### The task
Apart from the pictures, reproduce the data below exactly as it stands.
* * * * *
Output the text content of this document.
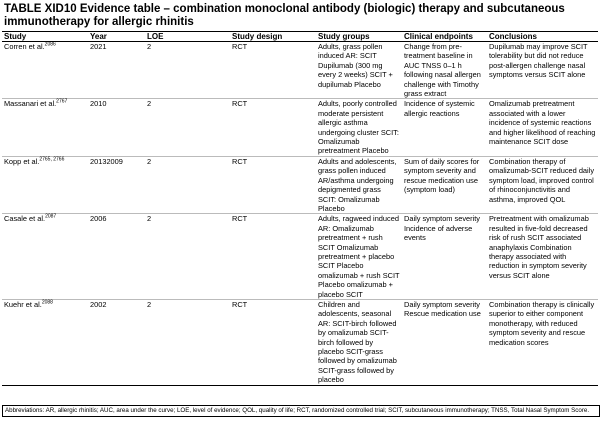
TABLE XID10 Evidence table – combination monoclonal antibody (biologic) therapy and subcutaneous immunotherapy for allergic rhinitis
Study	Year	LOE	Study design	Study groups	Clinical endpoints	Conclusions
Corren et al.$^{2086}$	2021	2	RCT	Adults, grass pollen induced AR: SCIT Dupilumab (300 mg every 2 weeks) SCIT + dupilumab Placebo	Change from pre-treatment baseline in AUC TNSS 0–1 h following nasal allergen challenge with Timothy grass extract	Dupilumab may improve SCIT tolerability but did not reduce post-allergen challenge nasal symptoms versus SCIT alone
Massanari et al.$^{2767}$	2010	2	RCT	Adults, poorly controlled moderate persistent allergic asthma undergoing cluster SCIT: Omalizumab pretreatment Placebo	Incidence of systemic allergic reactions	Omalizumab pretreatment associated with a lower incidence of systemic reactions and higher likelihood of reaching maintenance SCIT dose
Kopp et al.$^{2765,}$ $^{2766}$	20132009	2	RCT	Adults and adolescents, grass pollen induced AR/asthma undergoing depigmented grass SCIT: Omalizumab Placebo	Sum of daily scores for symptom severity and rescue medication use (symptom load)	Combination therapy of omalizumab-SCIT reduced daily symptom load, improved control of rhinoconjunctivitis and asthma, improved QOL
Casale et al.$^{2087}$	2006	2	RCT	Adults, ragweed induced AR: Omalizumab pretreatment + rush SCIT Omalizumab pretreatment + placebo SCIT Placebo omalizumab + rush SCIT Placebo omalizumab + placebo SCIT	Daily symptom severity Incidence of adverse events	Pretreatment with omalizumab resulted in five-fold decreased risk of rush SCIT associated anaphylaxis Combination therapy associated with reduction in symptom severity versus SCIT alone
Kuehr et al.$^{2088}$	2002	2	RCT	Children and adolescents, seasonal AR: SCIT-birch followed by omalizumab SCIT-birch followed by placebo SCIT-grass followed by omalizumab SCIT-grass followed by placebo	Daily symptom severity Rescue medication use	Combination therapy is clinically superior to either component monotherapy, with reduced symptom severity and rescue medication scores
Abbreviations: AR, allergic rhinitis; AUC, area under the curve; LOE, level of evidence; QOL, quality of life; RCT, randomized controlled trial; SCIT, subcutaneous immunotherapy; TNSS, Total Nasal Symptom Score.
* * * * *
### Exercise output
Output the text content of this document.
TABLE XID10 Evidence table – combination monoclonal antibody (biologic) therapy and subcutaneous immunotherapy for allergic rhinitis
Study	Year	LOE	Study design	Study groups	Clinical endpoints	Conclusions
Corren et al.$^{2086}$	2021	2	RCT	Adults, grass pollen induced AR: SCIT Dupilumab (300 mg every 2 weeks) SCIT + dupilumab Placebo	Change from pre-treatment baseline in AUC TNSS 0–1 h following nasal allergen challenge with Timothy grass extract	Dupilumab may improve SCIT tolerability but did not reduce post-allergen challenge nasal symptoms versus SCIT alone
Massanari et al.$^{2767}$	2010	2	RCT	Adults, poorly controlled moderate persistent allergic asthma undergoing cluster SCIT: Omalizumab pretreatment Placebo	Incidence of systemic allergic reactions	Omalizumab pretreatment associated with a lower incidence of systemic reactions and higher likelihood of reaching maintenance SCIT dose
Kopp et al.$^{2765,}$ $^{2766}$	20132009	2	RCT	Adults and adolescents, grass pollen induced AR/asthma undergoing depigmented grass SCIT: Omalizumab Placebo	Sum of daily scores for symptom severity and rescue medication use (symptom load)	Combination therapy of omalizumab-SCIT reduced daily symptom load, improved control of rhinoconjunctivitis and asthma, improved QOL
Casale et al.$^{2087}$	2006	2	RCT	Adults, ragweed induced AR: Omalizumab pretreatment + rush SCIT Omalizumab pretreatment + placebo SCIT Placebo omalizumab + rush SCIT Placebo omalizumab + placebo SCIT	Daily symptom severity Incidence of adverse events	Pretreatment with omalizumab resulted in five-fold decreased risk of rush SCIT associated anaphylaxis Combination therapy associated with reduction in symptom severity versus SCIT alone
Kuehr et al.$^{2088}$	2002	2	RCT	Children and adolescents, seasonal AR: SCIT-birch followed by omalizumab SCIT-birch followed by placebo SCIT-grass followed by omalizumab SCIT-grass followed by placebo	Daily symptom severity Rescue medication use	Combination therapy is clinically superior to either component monotherapy, with reduced symptom severity and rescue medication scores
Abbreviations: AR, allergic rhinitis; AUC, area under the curve; LOE, level of evidence; QOL, quality of life; RCT, randomized controlled trial; SCIT, subcutaneous immunotherapy; TNSS, Total Nasal Symptom Score.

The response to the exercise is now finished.